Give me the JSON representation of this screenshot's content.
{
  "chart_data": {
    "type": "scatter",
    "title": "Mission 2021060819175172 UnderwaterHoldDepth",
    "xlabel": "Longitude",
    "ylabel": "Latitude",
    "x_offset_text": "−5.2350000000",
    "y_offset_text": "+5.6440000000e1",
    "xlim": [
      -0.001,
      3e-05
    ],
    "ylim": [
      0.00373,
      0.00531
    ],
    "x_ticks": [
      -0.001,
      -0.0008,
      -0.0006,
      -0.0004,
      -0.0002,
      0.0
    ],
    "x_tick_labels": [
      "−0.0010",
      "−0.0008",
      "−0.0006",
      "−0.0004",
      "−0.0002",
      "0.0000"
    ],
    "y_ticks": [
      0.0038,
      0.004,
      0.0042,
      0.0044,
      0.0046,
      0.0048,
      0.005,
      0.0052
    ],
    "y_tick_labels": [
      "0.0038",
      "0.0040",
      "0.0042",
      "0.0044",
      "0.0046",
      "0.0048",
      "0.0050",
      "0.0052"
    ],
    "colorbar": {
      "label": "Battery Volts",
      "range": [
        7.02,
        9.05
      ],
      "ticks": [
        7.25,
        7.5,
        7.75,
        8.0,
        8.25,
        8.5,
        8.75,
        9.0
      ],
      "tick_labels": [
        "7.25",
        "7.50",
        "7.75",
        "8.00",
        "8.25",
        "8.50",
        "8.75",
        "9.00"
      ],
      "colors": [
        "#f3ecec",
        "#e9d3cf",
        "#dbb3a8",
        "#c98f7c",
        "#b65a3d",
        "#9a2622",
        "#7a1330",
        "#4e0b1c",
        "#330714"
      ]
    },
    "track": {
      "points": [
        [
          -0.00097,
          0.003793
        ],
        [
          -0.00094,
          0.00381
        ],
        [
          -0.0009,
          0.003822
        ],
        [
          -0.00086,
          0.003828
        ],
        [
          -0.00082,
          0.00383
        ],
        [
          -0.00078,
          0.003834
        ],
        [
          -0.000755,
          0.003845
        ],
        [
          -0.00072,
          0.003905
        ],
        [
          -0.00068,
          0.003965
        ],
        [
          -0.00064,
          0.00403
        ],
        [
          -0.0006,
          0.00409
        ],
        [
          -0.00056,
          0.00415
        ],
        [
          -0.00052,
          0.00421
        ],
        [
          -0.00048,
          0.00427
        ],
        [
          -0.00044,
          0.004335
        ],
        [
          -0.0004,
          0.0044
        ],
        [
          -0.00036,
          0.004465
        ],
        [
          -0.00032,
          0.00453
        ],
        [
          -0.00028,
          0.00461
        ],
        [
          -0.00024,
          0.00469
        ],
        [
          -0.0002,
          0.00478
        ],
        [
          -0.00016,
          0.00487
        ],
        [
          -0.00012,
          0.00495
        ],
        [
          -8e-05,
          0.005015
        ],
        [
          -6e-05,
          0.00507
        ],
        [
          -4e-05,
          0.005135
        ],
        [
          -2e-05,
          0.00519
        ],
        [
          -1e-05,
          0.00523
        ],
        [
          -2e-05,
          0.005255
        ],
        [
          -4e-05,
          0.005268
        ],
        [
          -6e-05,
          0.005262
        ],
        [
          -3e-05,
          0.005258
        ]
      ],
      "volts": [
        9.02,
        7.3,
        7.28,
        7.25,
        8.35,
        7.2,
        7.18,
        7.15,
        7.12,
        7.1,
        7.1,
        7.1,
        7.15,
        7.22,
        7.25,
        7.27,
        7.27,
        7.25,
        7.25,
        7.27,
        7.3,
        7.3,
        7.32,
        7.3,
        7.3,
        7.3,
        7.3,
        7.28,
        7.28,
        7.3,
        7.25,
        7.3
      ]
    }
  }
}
══════════
- _What you will do_: All of the material must be reproduced exactly.

- _The solution_:
Give me the JSON representation of this screenshot's content.
{
  "chart_data": {
    "type": "scatter",
    "title": "Mission 2021060819175172 UnderwaterHoldDepth",
    "xlabel": "Longitude",
    "ylabel": "Latitude",
    "x_offset_text": "−5.2350000000",
    "y_offset_text": "+5.6440000000e1",
    "xlim": [
      -0.001,
      3e-05
    ],
    "ylim": [
      0.00373,
      0.00531
    ],
    "x_ticks": [
      -0.001,
      -0.0008,
      -0.0006,
      -0.0004,
      -0.0002,
      0.0
    ],
    "x_tick_labels": [
      "−0.0010",
      "−0.0008",
      "−0.0006",
      "−0.0004",
      "−0.0002",
      "0.0000"
    ],
    "y_ticks": [
      0.0038,
      0.004,
      0.0042,
      0.0044,
      0.0046,
      0.0048,
      0.005,
      0.0052
    ],
    "y_tick_labels": [
      "0.0038",
      "0.0040",
      "0.0042",
      "0.0044",
      "0.0046",
      "0.0048",
      "0.0050",
      "0.0052"
    ],
    "colorbar": {
      "label": "Battery Volts",
      "range": [
        7.02,
        9.05
      ],
      "ticks": [
        7.25,
        7.5,
        7.75,
        8.0,
        8.25,
        8.5,
        8.75,
        9.0
      ],
      "tick_labels": [
        "7.25",
        "7.50",
        "7.75",
        "8.00",
        "8.25",
        "8.50",
        "8.75",
        "9.00"
      ],
      "colors": [
        "#f3ecec",
        "#e9d3cf",
        "#dbb3a8",
        "#c98f7c",
        "#b65a3d",
        "#9a2622",
        "#7a1330",
        "#4e0b1c",
        "#330714"
      ]
    },
    "track": {
      "points": [
        [
          -0.00097,
          0.003793
        ],
        [
          -0.00094,
          0.00381
        ],
        [
          -0.0009,
          0.003822
        ],
        [
          -0.00086,
          0.003828
        ],
        [
          -0.00082,
          0.00383
        ],
        [
          -0.00078,
          0.003834
        ],
        [
          -0.000755,
          0.003845
        ],
        [
          -0.00072,
          0.003905
        ],
        [
          -0.00068,
          0.003965
        ],
        [
          -0.00064,
          0.00403
        ],
        [
          -0.0006,
          0.00409
        ],
        [
          -0.00056,
          0.00415
        ],
        [
          -0.00052,
          0.00421
        ],
        [
          -0.00048,
          0.00427
        ],
        [
          -0.00044,
          0.004335
        ],
        [
          -0.0004,
          0.0044
        ],
        [
          -0.00036,
          0.004465
        ],
        [
          -0.00032,
          0.00453
        ],
        [
          -0.00028,
          0.00461
        ],
        [
          -0.00024,
          0.00469
        ],
        [
          -0.0002,
          0.00478
        ],
        [
          -0.00016,
          0.00487
        ],
        [
          -0.00012,
          0.00495
        ],
        [
          -8e-05,
          0.005015
        ],
        [
          -6e-05,
          0.00507
        ],
        [
          -4e-05,
          0.005135
        ],
        [
          -2e-05,
          0.00519
        ],
        [
          -1e-05,
          0.00523
        ],
        [
          -2e-05,
          0.005255
        ],
        [
          -4e-05,
          0.005268
        ],
        [
          -6e-05,
          0.005262
        ],
        [
          -3e-05,
          0.005258
        ]
      ],
      "volts": [
        9.02,
        7.3,
        7.28,
        7.25,
        8.35,
        7.2,
        7.18,
        7.15,
        7.12,
        7.1,
        7.1,
        7.1,
        7.15,
        7.22,
        7.25,
        7.27,
        7.27,
        7.25,
        7.25,
        7.27,
        7.3,
        7.3,
        7.32,
        7.3,
        7.3,
        7.3,
        7.3,
        7.28,
        7.28,
        7.3,
        7.25,
        7.3
      ]
    }
  }
}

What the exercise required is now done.